Task directions:
Give the data below again exactly as it stands. Omit the pictures.

--- Start of Entries ---

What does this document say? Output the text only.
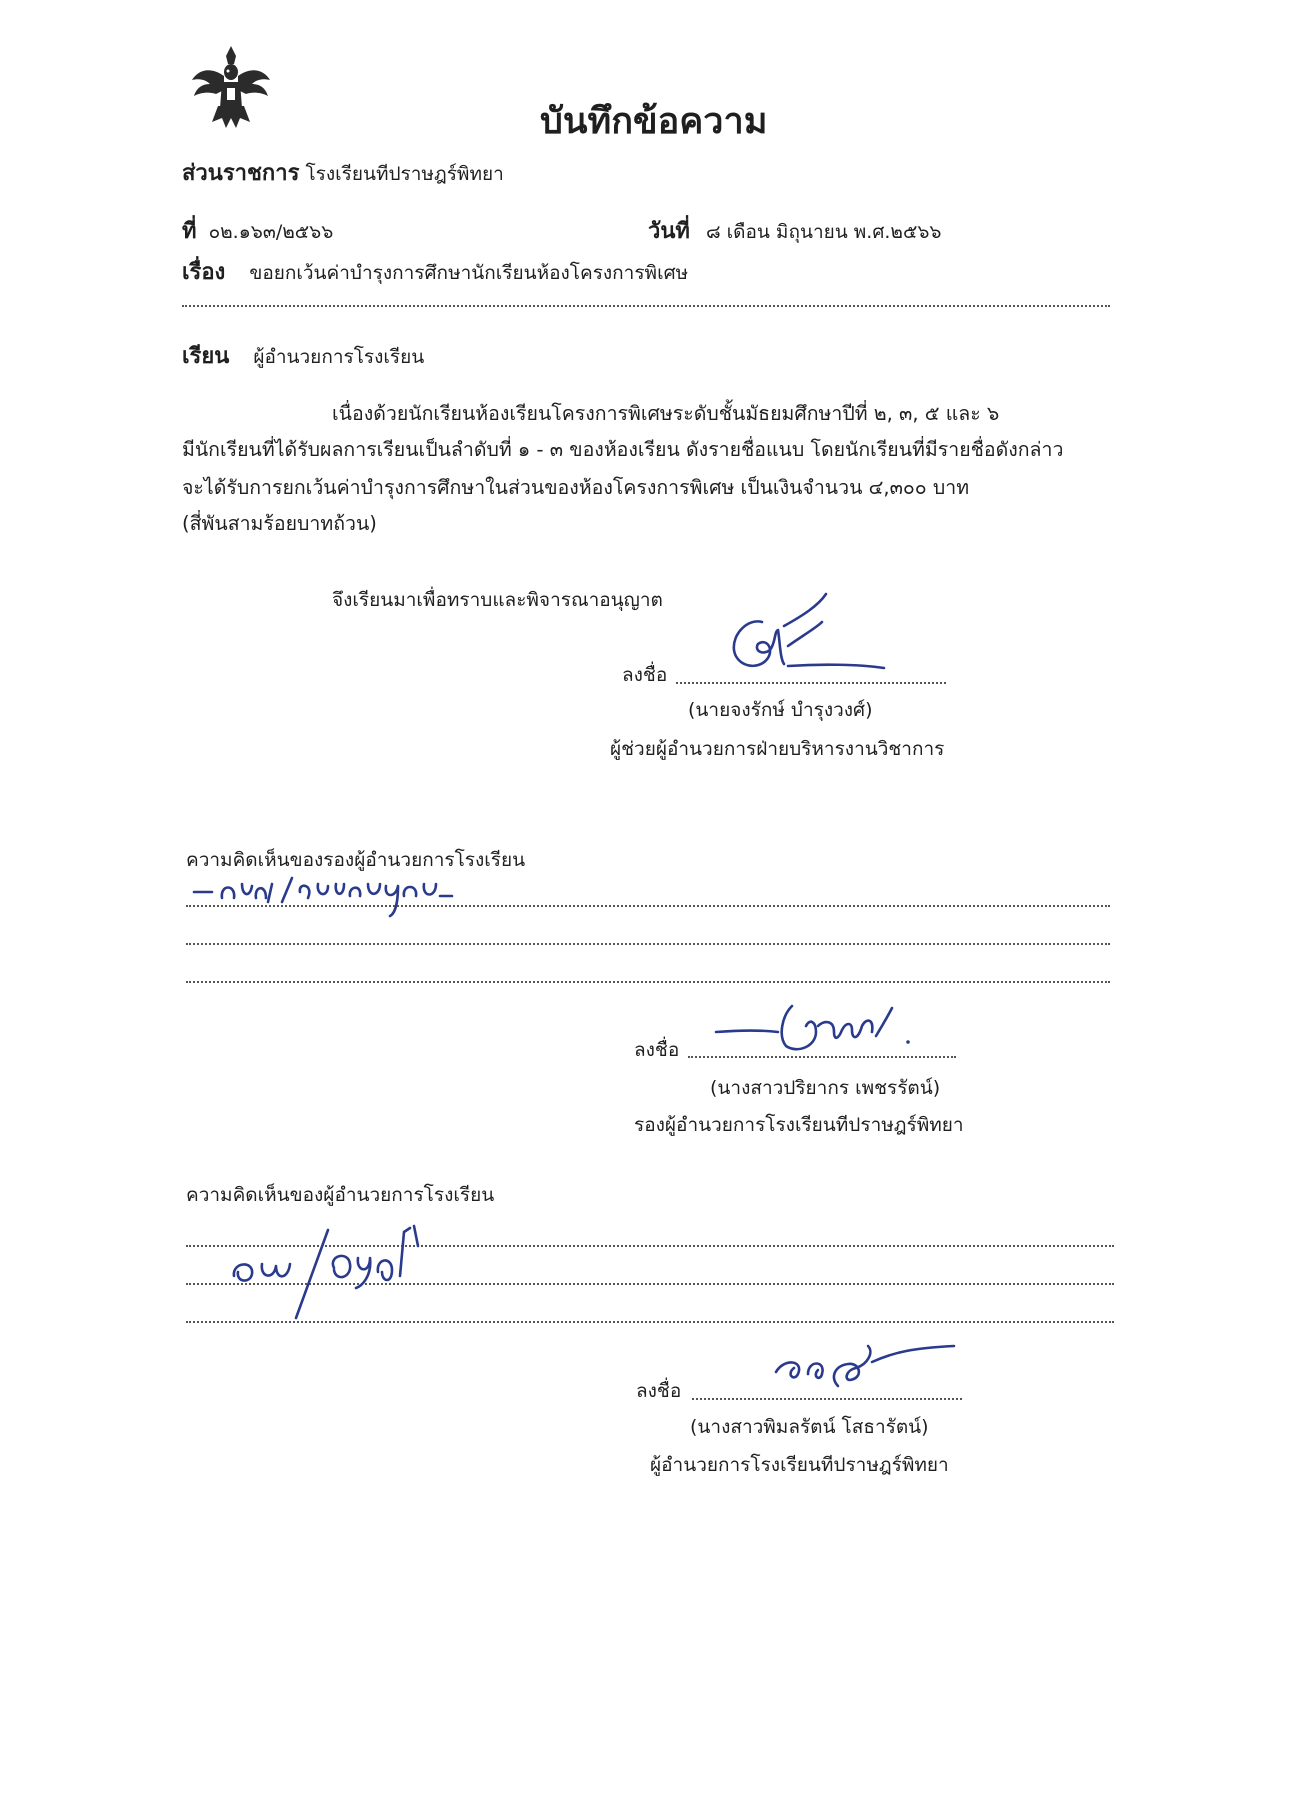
บันทึกข้อความ
ส่วนราชการ โรงเรียนทีปราษฎร์พิทยา
ที่ ๐๒.๑๖๓/๒๕๖๖	วันที่ ๘ เดือน มิถุนายน พ.ศ.๒๕๖๖
เรื่อง ขอยกเว้นค่าบำรุงการศึกษานักเรียนห้องโครงการพิเศษ
เรียน ผู้อำนวยการโรงเรียน
เนื่องด้วยนักเรียนห้องเรียนโครงการพิเศษระดับชั้นมัธยมศึกษาปีที่ ๒, ๓, ๕ และ ๖
มีนักเรียนที่ได้รับผลการเรียนเป็นลำดับที่ ๑ - ๓ ของห้องเรียน ดังรายชื่อแนบ โดยนักเรียนที่มีรายชื่อดังกล่าว
จะได้รับการยกเว้นค่าบำรุงการศึกษาในส่วนของห้องโครงการพิเศษ เป็นเงินจำนวน ๔,๓๐๐ บาท
(สี่พันสามร้อยบาทถ้วน)
จึงเรียนมาเพื่อทราบและพิจารณาอนุญาต
ลงชื่อ
(นายจงรักษ์ บำรุงวงศ์)
ผู้ช่วยผู้อำนวยการฝ่ายบริหารงานวิชาการ
ความคิดเห็นของรองผู้อำนวยการโรงเรียน
ลงชื่อ
(นางสาวปริยากร เพชรรัตน์)
รองผู้อำนวยการโรงเรียนทีปราษฎร์พิทยา
ความคิดเห็นของผู้อำนวยการโรงเรียน
ลงชื่อ
(นางสาวพิมลรัตน์ โสธารัตน์)
ผู้อำนวยการโรงเรียนทีปราษฎร์พิทยา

--- End of Entries ---

Exercise output:
What does this document say? Output the text only.
บันทึกข้อความ
ส่วนราชการ โรงเรียนทีปราษฎร์พิทยา
ที่ ๐๒.๑๖๓/๒๕๖๖	วันที่ ๘ เดือน มิถุนายน พ.ศ.๒๕๖๖
เรื่อง ขอยกเว้นค่าบำรุงการศึกษานักเรียนห้องโครงการพิเศษ
เรียน ผู้อำนวยการโรงเรียน
เนื่องด้วยนักเรียนห้องเรียนโครงการพิเศษระดับชั้นมัธยมศึกษาปีที่ ๒, ๓, ๕ และ ๖
มีนักเรียนที่ได้รับผลการเรียนเป็นลำดับที่ ๑ - ๓ ของห้องเรียน ดังรายชื่อแนบ โดยนักเรียนที่มีรายชื่อดังกล่าว
จะได้รับการยกเว้นค่าบำรุงการศึกษาในส่วนของห้องโครงการพิเศษ เป็นเงินจำนวน ๔,๓๐๐ บาท
(สี่พันสามร้อยบาทถ้วน)
จึงเรียนมาเพื่อทราบและพิจารณาอนุญาต
ลงชื่อ
(นายจงรักษ์ บำรุงวงศ์)
ผู้ช่วยผู้อำนวยการฝ่ายบริหารงานวิชาการ
ความคิดเห็นของรองผู้อำนวยการโรงเรียน
ลงชื่อ
(นางสาวปริยากร เพชรรัตน์)
รองผู้อำนวยการโรงเรียนทีปราษฎร์พิทยา
ความคิดเห็นของผู้อำนวยการโรงเรียน
ลงชื่อ
(นางสาวพิมลรัตน์ โสธารัตน์)
ผู้อำนวยการโรงเรียนทีปราษฎร์พิทยา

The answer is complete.